→ **Given instruction A**:
Print the record lines below verbatim, keeping every line of the records unchanged.

→ **Excerpted passage**:

He also has a running martingale on the horse, again, very commonly a part of driving equipment.

And he has a 'nose roller', which functions in the driven horse somewhat like blinkers; again very commonly used at the harness track. The horse is also blinkered, so essentially he can't see at all where he is going. This is done to make the animal focus entirely upon the driver.

He has also not only bell boots and standing wraps, but also brushing boots of the type commonly worn by harness racers. All these things on the legs are to protect the horse from either speedycutting or else stepping on his heels when he moves at racing speed. ‘Brushing’ and/or speedycutting are much less common with pacers than trotters, simply because of the nature of the pacing gait, but a thoughtful driver/trainer will still outfit the horse with plenty of protective gear.

Further, the animal is wearing an overcheck (attached to the saddle of course while the man rides, but when the horse is driven would be hooked back to either a surcingle or to the saddle of a harness); and a crupper (again attached to the saddle when ridden but when driven to the surcingle or harness-saddle). These straps function to totally prevent the horse from either lowering its head or raising/rounding its back. Most harness tracks mandate by the rulebook that competitors must have either an overcheck or a sidecheck on the harness, and their stated reason is that it is for safety, as preventing, or at least making it more difficult, for the horse to kick the cart or driver. It does do this, but so would getting the horse broke; and those few trainers who do get their horse broke before asking him to work will be seen to use no roller, no blinkers, and although the check will be on there it will be adjusted so loose as to have no effect. Not the case here, however; this horse presents in the form that has been typical at harness tracks the world over for the last two centuries.

My guess is that this particular animal was indeed intended for harness racing, and that he was a 'made pacer'. It is not always done, but smarter I think, to train the harness racer by riding him rather than driving him in the tack -- at least for some of his breezes. The information at the link you provided states that Mr. Dolan made part of his living by preparing horses for use in harness.

→ **Material shown**:
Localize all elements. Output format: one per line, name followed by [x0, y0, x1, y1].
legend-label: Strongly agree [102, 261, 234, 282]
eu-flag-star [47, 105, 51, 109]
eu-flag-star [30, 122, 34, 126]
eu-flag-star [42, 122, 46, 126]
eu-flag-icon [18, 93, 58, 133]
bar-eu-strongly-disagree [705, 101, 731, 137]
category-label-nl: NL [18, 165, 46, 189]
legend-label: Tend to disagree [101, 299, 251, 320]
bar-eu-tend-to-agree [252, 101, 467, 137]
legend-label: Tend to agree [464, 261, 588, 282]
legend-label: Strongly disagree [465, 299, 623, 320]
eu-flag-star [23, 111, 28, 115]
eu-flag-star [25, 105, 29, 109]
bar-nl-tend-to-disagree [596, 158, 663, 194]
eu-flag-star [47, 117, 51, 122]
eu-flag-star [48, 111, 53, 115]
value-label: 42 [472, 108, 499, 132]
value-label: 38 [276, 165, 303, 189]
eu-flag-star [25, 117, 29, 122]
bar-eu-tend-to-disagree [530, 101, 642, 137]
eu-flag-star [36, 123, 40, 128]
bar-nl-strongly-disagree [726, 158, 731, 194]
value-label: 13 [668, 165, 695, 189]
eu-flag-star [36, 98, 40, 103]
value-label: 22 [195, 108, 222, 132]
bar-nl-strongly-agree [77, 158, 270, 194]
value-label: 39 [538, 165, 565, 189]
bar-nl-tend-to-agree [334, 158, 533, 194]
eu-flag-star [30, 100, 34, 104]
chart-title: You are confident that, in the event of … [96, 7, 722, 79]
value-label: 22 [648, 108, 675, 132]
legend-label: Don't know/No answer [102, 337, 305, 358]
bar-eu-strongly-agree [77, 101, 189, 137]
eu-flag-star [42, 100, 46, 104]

→ **Given instruction B**:
Carry on the passage about the harness horse's equipment, picking up right after its last sentence.

→ **Expected answer A**:
Localize all elements. Output format: one per line, name followed by [x0, y0, x1, y1].
legend-label: Strongly agree [102, 261, 234, 282]
eu-flag-star [47, 105, 51, 109]
eu-flag-star [30, 122, 34, 126]
eu-flag-star [42, 122, 46, 126]
eu-flag-icon [18, 93, 58, 133]
bar-eu-strongly-disagree [705, 101, 731, 137]
category-label-nl: NL [18, 165, 46, 189]
legend-label: Tend to disagree [101, 299, 251, 320]
bar-eu-tend-to-agree [252, 101, 467, 137]
legend-label: Tend to agree [464, 261, 588, 282]
legend-label: Strongly disagree [465, 299, 623, 320]
eu-flag-star [23, 111, 28, 115]
eu-flag-star [25, 105, 29, 109]
bar-nl-tend-to-disagree [596, 158, 663, 194]
eu-flag-star [47, 117, 51, 122]
eu-flag-star [48, 111, 53, 115]
value-label: 42 [472, 108, 499, 132]
value-label: 38 [276, 165, 303, 189]
eu-flag-star [25, 117, 29, 122]
bar-eu-tend-to-disagree [530, 101, 642, 137]
eu-flag-star [36, 123, 40, 128]
bar-nl-strongly-disagree [726, 158, 731, 194]
value-label: 13 [668, 165, 695, 189]
eu-flag-star [36, 98, 40, 103]
value-label: 22 [195, 108, 222, 132]
bar-nl-strongly-agree [77, 158, 270, 194]
value-label: 39 [538, 165, 565, 189]
bar-nl-tend-to-agree [334, 158, 533, 194]
eu-flag-star [30, 100, 34, 104]
chart-title: You are confident that, in the event of … [96, 7, 722, 79]
value-label: 22 [648, 108, 675, 132]
legend-label: Don't know/No answer [102, 337, 305, 358]
bar-eu-strongly-agree [77, 101, 189, 137]
eu-flag-star [42, 100, 46, 104]

→ **Expected answer B**:
So this tack is not 'strange' at all, but very common. What is strange is that any modern horse person, having all the advantages of Internet access not to mention the cheap and ready availbility of thousands of books on the subject, should not already be familiar with it. I am frequently amazed, when meeting first-time horse owners, that they have not made the slightest effort to even go to the library to obtain and read one of those large-format 'coffee table books' about the nature of horses, how to keep and care for them, different types of tack, and so forth. Several of these are recommended under the reading list PDF posted at 'knowledge base'. Would anyone go into, say, a hobby around model trains or windsurfing without first reading a book on the subject?

And Ivy: There's no difference between a pacer going uphill or downhill vs. a trotter. What makes all the difference is whether the animal is permitted, and knows, to round its back from having coiled its loins. Many pacers do go hollow-backed, especially, as you see from this photo, if they have been trained to move that way; but then again, many trotters go with a hollow back too. Any horse, going at any gait, that goes either uphill or downhill while rounding its back (i.e. using its 'core' muscles) will be able to do its work better.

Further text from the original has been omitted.